Document section
=====

Of course, while the probes are in transit, humanity is killing itself. Cyborgs have utmost confidence in their plan, and play the defensive role while conservatives resort to nanotechnological warfare to get the cyborgs off the face of Earth. Without restrictions, it gets out of hand, and a self replicating nanobot is released into nature, which uses all useful materials to make more nanobots. in the end, Earth becomes a floating ball of Grey Ooze and all the materials not needed by the nanobots. Everyone/thing is dead on Earth.
The probes land on 1,754 different planets and set up server hubs with automated energy sources (not like infinite energy, just solar or whatever the planet has to offer). Due to the discovery of superluminal particles on the part of the cyborgs, the servers have near instantaneous communication, creating an interstellar network. Virtual life is carried out in this network, up to the point of emulated humans and their emulated achievements and so on.
Life in the virtual network is going okay, as everyone has adopted a mellow lifestyle and they've become rather communistic because I don't know that is just how it is. Because of the speed of their circuitry, time is experienced one million times slower than by humans. It takes a million years for a complete revolution of the Earth, or rather, the ball of Ooze. They achieve a breakthrough with science and realize that there are connection lag times in their world, and come to the realization that they are living in a virtual world a la matrix redpills. They learn how to interface with the hubs that connect them to the real world, and inform the robots that have been working the automated energy supplies to produce tools for them, which they use to manipulate the real world, which by now they are calling the First Plane and theirs the Second. They start to search for their history and discover a wandering spacecraft, Unification (sent out by the cyborgs with information from home), which leads them to another one, Biogenesis (sent out by the conservatives on a crusade to inform other intelligent lifeforms about the problems of artificial intelligence), and eventually rassling up even the Voyagers and Pioneers, the whole process taking millions of years for them.

=====

Stored data
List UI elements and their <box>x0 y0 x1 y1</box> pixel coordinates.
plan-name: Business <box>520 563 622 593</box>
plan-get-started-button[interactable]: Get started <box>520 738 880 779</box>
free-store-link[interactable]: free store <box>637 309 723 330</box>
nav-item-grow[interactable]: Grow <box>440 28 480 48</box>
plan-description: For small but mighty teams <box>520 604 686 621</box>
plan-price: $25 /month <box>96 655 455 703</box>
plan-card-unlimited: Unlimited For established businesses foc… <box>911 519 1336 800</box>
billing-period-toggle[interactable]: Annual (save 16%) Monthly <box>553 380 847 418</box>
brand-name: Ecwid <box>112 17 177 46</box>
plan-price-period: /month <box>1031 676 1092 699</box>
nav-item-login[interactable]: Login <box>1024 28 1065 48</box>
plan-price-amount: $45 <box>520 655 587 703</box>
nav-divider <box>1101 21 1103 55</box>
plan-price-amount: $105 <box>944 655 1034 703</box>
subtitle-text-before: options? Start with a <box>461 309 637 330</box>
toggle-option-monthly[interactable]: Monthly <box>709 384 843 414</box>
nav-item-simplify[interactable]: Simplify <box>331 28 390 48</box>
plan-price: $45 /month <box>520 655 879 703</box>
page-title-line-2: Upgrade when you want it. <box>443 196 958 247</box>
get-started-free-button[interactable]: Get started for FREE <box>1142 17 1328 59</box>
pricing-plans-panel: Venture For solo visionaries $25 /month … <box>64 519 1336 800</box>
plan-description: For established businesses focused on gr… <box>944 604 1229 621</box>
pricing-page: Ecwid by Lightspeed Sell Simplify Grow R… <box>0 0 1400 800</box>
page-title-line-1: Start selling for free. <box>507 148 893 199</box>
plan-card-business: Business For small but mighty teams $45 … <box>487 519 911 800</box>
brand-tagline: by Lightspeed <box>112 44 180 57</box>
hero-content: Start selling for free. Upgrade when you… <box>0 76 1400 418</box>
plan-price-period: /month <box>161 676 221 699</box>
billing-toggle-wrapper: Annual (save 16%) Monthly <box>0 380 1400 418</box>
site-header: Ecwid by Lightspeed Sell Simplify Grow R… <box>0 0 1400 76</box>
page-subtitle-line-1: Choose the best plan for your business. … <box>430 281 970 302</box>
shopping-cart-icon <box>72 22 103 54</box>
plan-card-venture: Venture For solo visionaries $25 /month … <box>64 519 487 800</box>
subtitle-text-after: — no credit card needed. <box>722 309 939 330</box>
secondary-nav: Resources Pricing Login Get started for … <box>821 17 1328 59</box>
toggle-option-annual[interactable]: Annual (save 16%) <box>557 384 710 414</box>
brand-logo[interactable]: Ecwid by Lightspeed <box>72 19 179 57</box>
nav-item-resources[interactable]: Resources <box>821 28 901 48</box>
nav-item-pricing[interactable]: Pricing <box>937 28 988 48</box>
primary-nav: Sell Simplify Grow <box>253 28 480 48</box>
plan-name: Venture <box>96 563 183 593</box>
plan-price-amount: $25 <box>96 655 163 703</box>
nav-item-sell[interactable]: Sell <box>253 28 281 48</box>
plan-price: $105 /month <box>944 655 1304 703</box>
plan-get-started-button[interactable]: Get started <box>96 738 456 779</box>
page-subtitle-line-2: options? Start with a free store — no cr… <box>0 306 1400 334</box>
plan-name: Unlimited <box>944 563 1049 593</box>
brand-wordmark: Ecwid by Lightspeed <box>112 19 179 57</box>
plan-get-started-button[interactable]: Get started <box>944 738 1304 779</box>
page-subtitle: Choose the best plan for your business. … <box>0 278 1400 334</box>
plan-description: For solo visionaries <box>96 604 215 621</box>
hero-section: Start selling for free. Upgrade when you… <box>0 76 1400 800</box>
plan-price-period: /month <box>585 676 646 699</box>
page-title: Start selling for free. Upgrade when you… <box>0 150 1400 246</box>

=====

Problem statement
List every spacecraft named in the passage about the interstellar probes, in the order each first appears.

Response area
Unification
Biogenesis
Voyagers
Pioneers